## begin PROVIDED RECORDS

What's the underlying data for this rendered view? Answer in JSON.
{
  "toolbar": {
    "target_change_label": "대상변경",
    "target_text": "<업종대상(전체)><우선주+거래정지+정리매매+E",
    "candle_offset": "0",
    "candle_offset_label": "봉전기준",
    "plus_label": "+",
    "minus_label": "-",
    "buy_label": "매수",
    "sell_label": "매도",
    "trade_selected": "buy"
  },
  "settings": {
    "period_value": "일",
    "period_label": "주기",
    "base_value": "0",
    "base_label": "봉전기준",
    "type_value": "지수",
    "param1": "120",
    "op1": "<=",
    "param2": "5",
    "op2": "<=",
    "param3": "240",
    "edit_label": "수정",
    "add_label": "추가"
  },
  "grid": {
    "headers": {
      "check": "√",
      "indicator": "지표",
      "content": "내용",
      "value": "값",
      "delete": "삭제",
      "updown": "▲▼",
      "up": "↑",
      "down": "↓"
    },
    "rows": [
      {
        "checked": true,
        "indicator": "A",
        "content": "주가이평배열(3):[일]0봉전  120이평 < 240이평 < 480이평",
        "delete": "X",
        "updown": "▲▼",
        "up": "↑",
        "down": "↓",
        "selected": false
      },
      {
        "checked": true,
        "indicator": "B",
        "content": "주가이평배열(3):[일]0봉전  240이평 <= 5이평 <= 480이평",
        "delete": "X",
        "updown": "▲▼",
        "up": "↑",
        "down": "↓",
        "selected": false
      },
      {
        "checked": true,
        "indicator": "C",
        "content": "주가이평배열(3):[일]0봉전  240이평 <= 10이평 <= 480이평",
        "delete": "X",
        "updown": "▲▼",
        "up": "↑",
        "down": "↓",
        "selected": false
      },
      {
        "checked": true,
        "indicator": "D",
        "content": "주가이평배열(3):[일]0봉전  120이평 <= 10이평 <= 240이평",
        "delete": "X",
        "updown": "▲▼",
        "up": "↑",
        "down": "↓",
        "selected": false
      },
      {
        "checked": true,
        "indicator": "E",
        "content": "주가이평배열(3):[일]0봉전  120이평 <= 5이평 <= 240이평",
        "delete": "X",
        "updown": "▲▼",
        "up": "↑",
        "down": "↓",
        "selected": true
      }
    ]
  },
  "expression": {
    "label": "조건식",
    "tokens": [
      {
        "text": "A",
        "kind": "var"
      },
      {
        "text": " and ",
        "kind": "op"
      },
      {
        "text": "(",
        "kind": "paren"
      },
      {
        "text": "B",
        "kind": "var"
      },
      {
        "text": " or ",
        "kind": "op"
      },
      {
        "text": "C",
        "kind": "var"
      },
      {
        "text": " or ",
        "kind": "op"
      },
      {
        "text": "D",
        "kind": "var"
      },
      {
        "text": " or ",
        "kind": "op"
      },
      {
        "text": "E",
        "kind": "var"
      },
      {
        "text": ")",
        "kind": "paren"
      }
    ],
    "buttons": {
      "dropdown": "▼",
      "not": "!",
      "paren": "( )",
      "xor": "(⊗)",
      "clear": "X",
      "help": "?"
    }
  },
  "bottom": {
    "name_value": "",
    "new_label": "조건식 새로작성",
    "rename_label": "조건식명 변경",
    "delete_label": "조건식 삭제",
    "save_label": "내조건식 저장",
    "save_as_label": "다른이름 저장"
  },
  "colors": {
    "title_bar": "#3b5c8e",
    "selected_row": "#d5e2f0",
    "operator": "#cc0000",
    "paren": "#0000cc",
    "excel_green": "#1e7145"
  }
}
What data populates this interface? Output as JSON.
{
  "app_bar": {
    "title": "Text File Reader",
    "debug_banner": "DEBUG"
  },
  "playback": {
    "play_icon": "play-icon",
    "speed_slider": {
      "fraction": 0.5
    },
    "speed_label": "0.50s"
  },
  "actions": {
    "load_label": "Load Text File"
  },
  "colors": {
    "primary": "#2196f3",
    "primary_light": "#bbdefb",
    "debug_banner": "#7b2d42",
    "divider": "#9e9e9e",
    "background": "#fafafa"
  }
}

## end PROVIDED RECORDS

• [JOB]:
Write out the full listing, keeping every line exactly as it is.

• [RESPONSE TO THE TASK]:
What's the underlying data for this rendered view? Answer in JSON.
{
  "toolbar": {
    "target_change_label": "대상변경",
    "target_text": "<업종대상(전체)><우선주+거래정지+정리매매+E",
    "candle_offset": "0",
    "candle_offset_label": "봉전기준",
    "plus_label": "+",
    "minus_label": "-",
    "buy_label": "매수",
    "sell_label": "매도",
    "trade_selected": "buy"
  },
  "settings": {
    "period_value": "일",
    "period_label": "주기",
    "base_value": "0",
    "base_label": "봉전기준",
    "type_value": "지수",
    "param1": "120",
    "op1": "<=",
    "param2": "5",
    "op2": "<=",
    "param3": "240",
    "edit_label": "수정",
    "add_label": "추가"
  },
  "grid": {
    "headers": {
      "check": "√",
      "indicator": "지표",
      "content": "내용",
      "value": "값",
      "delete": "삭제",
      "updown": "▲▼",
      "up": "↑",
      "down": "↓"
    },
    "rows": [
      {
        "checked": true,
        "indicator": "A",
        "content": "주가이평배열(3):[일]0봉전  120이평 < 240이평 < 480이평",
        "delete": "X",
        "updown": "▲▼",
        "up": "↑",
        "down": "↓",
        "selected": false
      },
      {
        "checked": true,
        "indicator": "B",
        "content": "주가이평배열(3):[일]0봉전  240이평 <= 5이평 <= 480이평",
        "delete": "X",
        "updown": "▲▼",
        "up": "↑",
        "down": "↓",
        "selected": false
      },
      {
        "checked": true,
        "indicator": "C",
        "content": "주가이평배열(3):[일]0봉전  240이평 <= 10이평 <= 480이평",
        "delete": "X",
        "updown": "▲▼",
        "up": "↑",
        "down": "↓",
        "selected": false
      },
      {
        "checked": true,
        "indicator": "D",
        "content": "주가이평배열(3):[일]0봉전  120이평 <= 10이평 <= 240이평",
        "delete": "X",
        "updown": "▲▼",
        "up": "↑",
        "down": "↓",
        "selected": false
      },
      {
        "checked": true,
        "indicator": "E",
        "content": "주가이평배열(3):[일]0봉전  120이평 <= 5이평 <= 240이평",
        "delete": "X",
        "updown": "▲▼",
        "up": "↑",
        "down": "↓",
        "selected": true
      }
    ]
  },
  "expression": {
    "label": "조건식",
    "tokens": [
      {
        "text": "A",
        "kind": "var"
      },
      {
        "text": " and ",
        "kind": "op"
      },
      {
        "text": "(",
        "kind": "paren"
      },
      {
        "text": "B",
        "kind": "var"
      },
      {
        "text": " or ",
        "kind": "op"
      },
      {
        "text": "C",
        "kind": "var"
      },
      {
        "text": " or ",
        "kind": "op"
      },
      {
        "text": "D",
        "kind": "var"
      },
      {
        "text": " or ",
        "kind": "op"
      },
      {
        "text": "E",
        "kind": "var"
      },
      {
        "text": ")",
        "kind": "paren"
      }
    ],
    "buttons": {
      "dropdown": "▼",
      "not": "!",
      "paren": "( )",
      "xor": "(⊗)",
      "clear": "X",
      "help": "?"
    }
  },
  "bottom": {
    "name_value": "",
    "new_label": "조건식 새로작성",
    "rename_label": "조건식명 변경",
    "delete_label": "조건식 삭제",
    "save_label": "내조건식 저장",
    "save_as_label": "다른이름 저장"
  },
  "colors": {
    "title_bar": "#3b5c8e",
    "selected_row": "#d5e2f0",
    "operator": "#cc0000",
    "paren": "#0000cc",
    "excel_green": "#1e7145"
  }
}
What data populates this interface? Output as JSON.
{
  "app_bar": {
    "title": "Text File Reader",
    "debug_banner": "DEBUG"
  },
  "playback": {
    "play_icon": "play-icon",
    "speed_slider": {
      "fraction": 0.5
    },
    "speed_label": "0.50s"
  },
  "actions": {
    "load_label": "Load Text File"
  },
  "colors": {
    "primary": "#2196f3",
    "primary_light": "#bbdefb",
    "debug_banner": "#7b2d42",
    "divider": "#9e9e9e",
    "background": "#fafafa"
  }
}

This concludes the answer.